Stored data entries:

%%

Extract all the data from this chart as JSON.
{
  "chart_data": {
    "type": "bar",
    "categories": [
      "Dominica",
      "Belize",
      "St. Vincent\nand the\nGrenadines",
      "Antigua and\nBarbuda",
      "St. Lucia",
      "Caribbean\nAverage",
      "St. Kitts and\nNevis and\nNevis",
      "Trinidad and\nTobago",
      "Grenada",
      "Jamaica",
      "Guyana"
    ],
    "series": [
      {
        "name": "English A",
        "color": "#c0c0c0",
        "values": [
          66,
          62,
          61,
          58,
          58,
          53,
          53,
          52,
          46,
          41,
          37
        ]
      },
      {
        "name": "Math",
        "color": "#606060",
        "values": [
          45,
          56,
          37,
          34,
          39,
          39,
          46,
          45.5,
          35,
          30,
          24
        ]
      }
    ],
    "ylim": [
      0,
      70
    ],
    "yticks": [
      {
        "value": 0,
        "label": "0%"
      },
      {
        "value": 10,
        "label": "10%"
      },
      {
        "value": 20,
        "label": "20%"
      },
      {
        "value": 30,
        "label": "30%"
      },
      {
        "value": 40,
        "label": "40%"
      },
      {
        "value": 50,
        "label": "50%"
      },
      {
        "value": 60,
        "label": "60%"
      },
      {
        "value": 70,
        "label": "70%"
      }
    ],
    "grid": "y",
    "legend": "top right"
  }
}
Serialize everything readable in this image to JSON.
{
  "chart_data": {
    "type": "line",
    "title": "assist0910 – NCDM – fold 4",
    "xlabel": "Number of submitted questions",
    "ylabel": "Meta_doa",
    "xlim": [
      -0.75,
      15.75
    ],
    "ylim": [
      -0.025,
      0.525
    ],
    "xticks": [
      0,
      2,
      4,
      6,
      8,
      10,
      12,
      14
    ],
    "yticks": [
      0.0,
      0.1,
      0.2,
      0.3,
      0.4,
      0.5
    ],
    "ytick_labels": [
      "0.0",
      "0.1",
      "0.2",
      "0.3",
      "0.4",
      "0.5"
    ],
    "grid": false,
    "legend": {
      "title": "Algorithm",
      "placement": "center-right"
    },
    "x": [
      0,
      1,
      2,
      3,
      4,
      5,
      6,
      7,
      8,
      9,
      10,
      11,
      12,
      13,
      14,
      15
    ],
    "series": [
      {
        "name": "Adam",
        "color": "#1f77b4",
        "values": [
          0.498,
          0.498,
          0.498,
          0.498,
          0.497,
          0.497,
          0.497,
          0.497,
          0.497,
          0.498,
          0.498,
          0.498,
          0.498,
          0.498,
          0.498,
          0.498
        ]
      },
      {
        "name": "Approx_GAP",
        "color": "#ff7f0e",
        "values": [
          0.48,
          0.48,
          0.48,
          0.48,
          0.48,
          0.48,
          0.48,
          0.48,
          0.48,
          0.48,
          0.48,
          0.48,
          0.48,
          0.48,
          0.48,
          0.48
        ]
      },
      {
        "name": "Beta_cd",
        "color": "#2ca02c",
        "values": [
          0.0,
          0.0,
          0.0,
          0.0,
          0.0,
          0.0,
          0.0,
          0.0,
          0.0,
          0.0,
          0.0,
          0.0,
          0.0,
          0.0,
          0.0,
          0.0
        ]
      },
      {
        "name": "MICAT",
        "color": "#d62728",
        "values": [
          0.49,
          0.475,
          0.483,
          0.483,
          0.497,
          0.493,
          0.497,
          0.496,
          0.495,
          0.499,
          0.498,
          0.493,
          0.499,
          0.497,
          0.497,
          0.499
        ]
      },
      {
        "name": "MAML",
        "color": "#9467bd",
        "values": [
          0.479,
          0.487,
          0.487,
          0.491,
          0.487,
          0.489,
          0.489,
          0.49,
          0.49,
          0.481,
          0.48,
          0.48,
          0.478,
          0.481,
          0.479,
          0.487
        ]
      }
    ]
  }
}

%%

WORK TO COMPLETE:
Write out every entry exactly as given.

FULL ANSWER:
Extract all the data from this chart as JSON.
{
  "chart_data": {
    "type": "bar",
    "categories": [
      "Dominica",
      "Belize",
      "St. Vincent\nand the\nGrenadines",
      "Antigua and\nBarbuda",
      "St. Lucia",
      "Caribbean\nAverage",
      "St. Kitts and\nNevis and\nNevis",
      "Trinidad and\nTobago",
      "Grenada",
      "Jamaica",
      "Guyana"
    ],
    "series": [
      {
        "name": "English A",
        "color": "#c0c0c0",
        "values": [
          66,
          62,
          61,
          58,
          58,
          53,
          53,
          52,
          46,
          41,
          37
        ]
      },
      {
        "name": "Math",
        "color": "#606060",
        "values": [
          45,
          56,
          37,
          34,
          39,
          39,
          46,
          45.5,
          35,
          30,
          24
        ]
      }
    ],
    "ylim": [
      0,
      70
    ],
    "yticks": [
      {
        "value": 0,
        "label": "0%"
      },
      {
        "value": 10,
        "label": "10%"
      },
      {
        "value": 20,
        "label": "20%"
      },
      {
        "value": 30,
        "label": "30%"
      },
      {
        "value": 40,
        "label": "40%"
      },
      {
        "value": 50,
        "label": "50%"
      },
      {
        "value": 60,
        "label": "60%"
      },
      {
        "value": 70,
        "label": "70%"
      }
    ],
    "grid": "y",
    "legend": "top right"
  }
}
Serialize everything readable in this image to JSON.
{
  "chart_data": {
    "type": "line",
    "title": "assist0910 – NCDM – fold 4",
    "xlabel": "Number of submitted questions",
    "ylabel": "Meta_doa",
    "xlim": [
      -0.75,
      15.75
    ],
    "ylim": [
      -0.025,
      0.525
    ],
    "xticks": [
      0,
      2,
      4,
      6,
      8,
      10,
      12,
      14
    ],
    "yticks": [
      0.0,
      0.1,
      0.2,
      0.3,
      0.4,
      0.5
    ],
    "ytick_labels": [
      "0.0",
      "0.1",
      "0.2",
      "0.3",
      "0.4",
      "0.5"
    ],
    "grid": false,
    "legend": {
      "title": "Algorithm",
      "placement": "center-right"
    },
    "x": [
      0,
      1,
      2,
      3,
      4,
      5,
      6,
      7,
      8,
      9,
      10,
      11,
      12,
      13,
      14,
      15
    ],
    "series": [
      {
        "name": "Adam",
        "color": "#1f77b4",
        "values": [
          0.498,
          0.498,
          0.498,
          0.498,
          0.497,
          0.497,
          0.497,
          0.497,
          0.497,
          0.498,
          0.498,
          0.498,
          0.498,
          0.498,
          0.498,
          0.498
        ]
      },
      {
        "name": "Approx_GAP",
        "color": "#ff7f0e",
        "values": [
          0.48,
          0.48,
          0.48,
          0.48,
          0.48,
          0.48,
          0.48,
          0.48,
          0.48,
          0.48,
          0.48,
          0.48,
          0.48,
          0.48,
          0.48,
          0.48
        ]
      },
      {
        "name": "Beta_cd",
        "color": "#2ca02c",
        "values": [
          0.0,
          0.0,
          0.0,
          0.0,
          0.0,
          0.0,
          0.0,
          0.0,
          0.0,
          0.0,
          0.0,
          0.0,
          0.0,
          0.0,
          0.0,
          0.0
        ]
      },
      {
        "name": "MICAT",
        "color": "#d62728",
        "values": [
          0.49,
          0.475,
          0.483,
          0.483,
          0.497,
          0.493,
          0.497,
          0.496,
          0.495,
          0.499,
          0.498,
          0.493,
          0.499,
          0.497,
          0.497,
          0.499
        ]
      },
      {
        "name": "MAML",
        "color": "#9467bd",
        "values": [
          0.479,
          0.487,
          0.487,
          0.491,
          0.487,
          0.489,
          0.489,
          0.49,
          0.49,
          0.481,
          0.48,
          0.48,
          0.478,
          0.481,
          0.479,
          0.487
        ]
      }
    ]
  }
}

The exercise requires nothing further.